— Start Excerpted passage —

In the meantime, liquid gel (to form the chemical wellbore plug) was prepared. The gel concentrations varied depending on the chemicals used. When the temperature of the completion fluid had stabilized at 338,6 K (65,6 °C, 150 °F), the liquid gel was placed in a reservoir connected to a positive displacement pump. A 0,00635 m (1/4 in) plastic tubing was attached to the outlet of the pump, the open end of the tubing being placed roughly at the center of the plexiglass tube. The liquid gel was injected at 400 cc/min. Total gel volume placed into the plexiglass tube varied between 50 to 300 cc. The plastic tubing was removed and the gel was left to cross-link and age, to form the chemical wellbore plug. The plexiglass was later removed from the jacket and the profile of the wellbore plug was observed and its dimensions measured.

Holding pressure -Experimental apparatus and procedure

Apparatus for determining of the holding pressure of the chemical wellbore plug consisted of the following main components.

  1. PVC pipe of various sizes and lengths. The inside wall of these PVC pipes were lined with sand to simulate the surface roughness of a wellbore in a sandstone formation. PVC cement was evenly applied on the inside wall followed by sand.

  2. A positive displacement pump for injecting water into the PVC pipe wellbore. A pressure transducer was used to measure the injection fluid pressure. The pressure transducer was frequently calibrated against a dead-weight tester.

  3. A data logger and personal computer system to record pressure transducer readings at 5-second intervals.

A schematic diagram of the apparatus is shown in Figure 4. A typical experiment was conducted as follows. The PVC tube (wellbore) was filled with gel and then placed in the oven whose temperature was fixed at 65.6 °C (150 °F). After the gel cured to form a chemical wellbore plug, one end of the PVC pipe was exposed to atmospheric conditions and the other end was connected to the positive displacement pump. Water was injected into the PVC pipe. Pressure transducer readings were recorded every 5 seconds. The test was ended when the injected fluid broke the wellbore plug. The injection pressure began to fall after reaching a peak value corresponding to the holding pressure of the wellbore plug. On completing the holding pressure experiment, the PVC pipe was CT scanned to obtain a profile of the wellbore plug and the channel through which the injection fluid traversed the wellbore plug.

— End Excerpted passage —
— Start Dataset records —

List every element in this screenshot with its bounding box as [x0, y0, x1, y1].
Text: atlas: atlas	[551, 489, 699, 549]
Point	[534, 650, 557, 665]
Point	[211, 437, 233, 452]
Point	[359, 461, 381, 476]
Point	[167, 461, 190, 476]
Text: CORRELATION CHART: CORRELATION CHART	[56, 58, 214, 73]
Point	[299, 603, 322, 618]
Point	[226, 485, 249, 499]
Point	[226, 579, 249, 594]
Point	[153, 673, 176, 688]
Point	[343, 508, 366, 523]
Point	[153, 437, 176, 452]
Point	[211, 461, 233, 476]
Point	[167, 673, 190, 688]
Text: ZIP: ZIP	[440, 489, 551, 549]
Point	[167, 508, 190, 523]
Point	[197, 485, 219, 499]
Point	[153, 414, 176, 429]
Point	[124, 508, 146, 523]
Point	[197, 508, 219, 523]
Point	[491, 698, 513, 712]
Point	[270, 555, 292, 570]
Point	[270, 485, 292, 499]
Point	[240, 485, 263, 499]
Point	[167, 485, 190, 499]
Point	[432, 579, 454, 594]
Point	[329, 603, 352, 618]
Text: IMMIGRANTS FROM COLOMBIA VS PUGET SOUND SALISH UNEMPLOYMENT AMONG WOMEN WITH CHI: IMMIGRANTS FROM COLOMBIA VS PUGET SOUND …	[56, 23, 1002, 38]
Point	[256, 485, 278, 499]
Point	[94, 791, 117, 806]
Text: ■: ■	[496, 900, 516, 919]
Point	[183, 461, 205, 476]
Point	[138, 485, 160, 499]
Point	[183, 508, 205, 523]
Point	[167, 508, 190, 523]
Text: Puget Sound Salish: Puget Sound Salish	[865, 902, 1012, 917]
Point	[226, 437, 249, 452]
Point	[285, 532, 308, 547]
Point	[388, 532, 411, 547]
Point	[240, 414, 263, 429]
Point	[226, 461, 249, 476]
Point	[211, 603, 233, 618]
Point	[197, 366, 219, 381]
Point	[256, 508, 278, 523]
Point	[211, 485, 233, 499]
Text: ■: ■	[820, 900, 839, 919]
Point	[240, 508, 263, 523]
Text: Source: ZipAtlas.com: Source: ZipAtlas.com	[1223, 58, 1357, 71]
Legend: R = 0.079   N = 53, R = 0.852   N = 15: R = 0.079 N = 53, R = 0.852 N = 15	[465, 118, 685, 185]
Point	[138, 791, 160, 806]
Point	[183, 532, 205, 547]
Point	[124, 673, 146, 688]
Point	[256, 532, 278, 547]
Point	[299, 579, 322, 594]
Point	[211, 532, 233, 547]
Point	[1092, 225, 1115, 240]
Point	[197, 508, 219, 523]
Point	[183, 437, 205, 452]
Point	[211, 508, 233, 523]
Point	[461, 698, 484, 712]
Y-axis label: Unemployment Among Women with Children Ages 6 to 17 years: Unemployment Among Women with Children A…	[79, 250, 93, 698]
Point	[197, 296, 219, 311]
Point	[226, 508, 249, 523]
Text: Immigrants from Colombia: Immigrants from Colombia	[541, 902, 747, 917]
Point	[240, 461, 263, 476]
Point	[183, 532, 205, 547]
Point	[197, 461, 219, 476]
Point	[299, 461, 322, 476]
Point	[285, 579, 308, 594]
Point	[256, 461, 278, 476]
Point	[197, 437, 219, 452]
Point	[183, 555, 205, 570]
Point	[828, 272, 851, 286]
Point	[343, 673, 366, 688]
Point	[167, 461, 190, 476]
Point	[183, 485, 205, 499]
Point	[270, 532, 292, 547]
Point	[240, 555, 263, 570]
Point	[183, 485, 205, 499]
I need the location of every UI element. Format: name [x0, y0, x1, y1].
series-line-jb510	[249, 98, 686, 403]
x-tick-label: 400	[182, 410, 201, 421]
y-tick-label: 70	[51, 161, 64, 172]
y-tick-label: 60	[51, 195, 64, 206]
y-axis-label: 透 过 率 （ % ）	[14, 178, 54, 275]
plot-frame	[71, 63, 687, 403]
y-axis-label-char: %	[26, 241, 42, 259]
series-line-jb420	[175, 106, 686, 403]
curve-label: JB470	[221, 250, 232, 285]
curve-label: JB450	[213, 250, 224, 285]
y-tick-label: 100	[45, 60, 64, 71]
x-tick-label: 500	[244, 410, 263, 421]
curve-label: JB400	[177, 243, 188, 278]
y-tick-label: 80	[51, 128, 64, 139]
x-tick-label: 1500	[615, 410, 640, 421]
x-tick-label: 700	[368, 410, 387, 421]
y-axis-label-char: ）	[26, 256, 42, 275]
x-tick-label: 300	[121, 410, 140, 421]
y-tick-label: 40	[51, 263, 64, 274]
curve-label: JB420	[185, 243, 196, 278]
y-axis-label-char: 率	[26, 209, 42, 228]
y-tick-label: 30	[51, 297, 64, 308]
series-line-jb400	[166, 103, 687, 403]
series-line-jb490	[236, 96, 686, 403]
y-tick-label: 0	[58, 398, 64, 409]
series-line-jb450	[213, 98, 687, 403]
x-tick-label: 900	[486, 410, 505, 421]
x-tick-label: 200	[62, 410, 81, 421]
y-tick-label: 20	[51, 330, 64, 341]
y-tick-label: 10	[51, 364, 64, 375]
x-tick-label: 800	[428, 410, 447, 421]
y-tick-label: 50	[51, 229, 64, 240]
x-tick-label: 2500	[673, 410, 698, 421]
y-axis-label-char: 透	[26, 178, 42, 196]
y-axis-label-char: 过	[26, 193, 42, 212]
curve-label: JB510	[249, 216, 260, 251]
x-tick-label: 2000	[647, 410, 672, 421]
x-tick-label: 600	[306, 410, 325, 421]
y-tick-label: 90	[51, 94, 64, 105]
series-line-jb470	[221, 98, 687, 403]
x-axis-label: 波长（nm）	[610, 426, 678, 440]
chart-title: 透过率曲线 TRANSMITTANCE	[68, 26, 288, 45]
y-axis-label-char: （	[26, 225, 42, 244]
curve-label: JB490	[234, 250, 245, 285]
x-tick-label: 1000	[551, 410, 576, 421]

— End Dataset records —

» Required work
1. In the wellbore plug passage, at what rate was the liquid gel injected into the plexiglass tube?
2. Transcribe the part of the wellbore plug passage that starts with "Apparatus for determining" and goes on through "followed by sand.".

» Final answers
1. 400 cc/min

2.
Apparatus for determining of the holding pressure of the chemical wellbore plug consisted of the following main components.

  1. PVC pipe of various sizes and lengths. The inside wall of these PVC pipes were lined with sand to simulate the surface roughness of a wellbore in a sandstone formation. PVC cement was evenly applied on the inside wall followed by sand.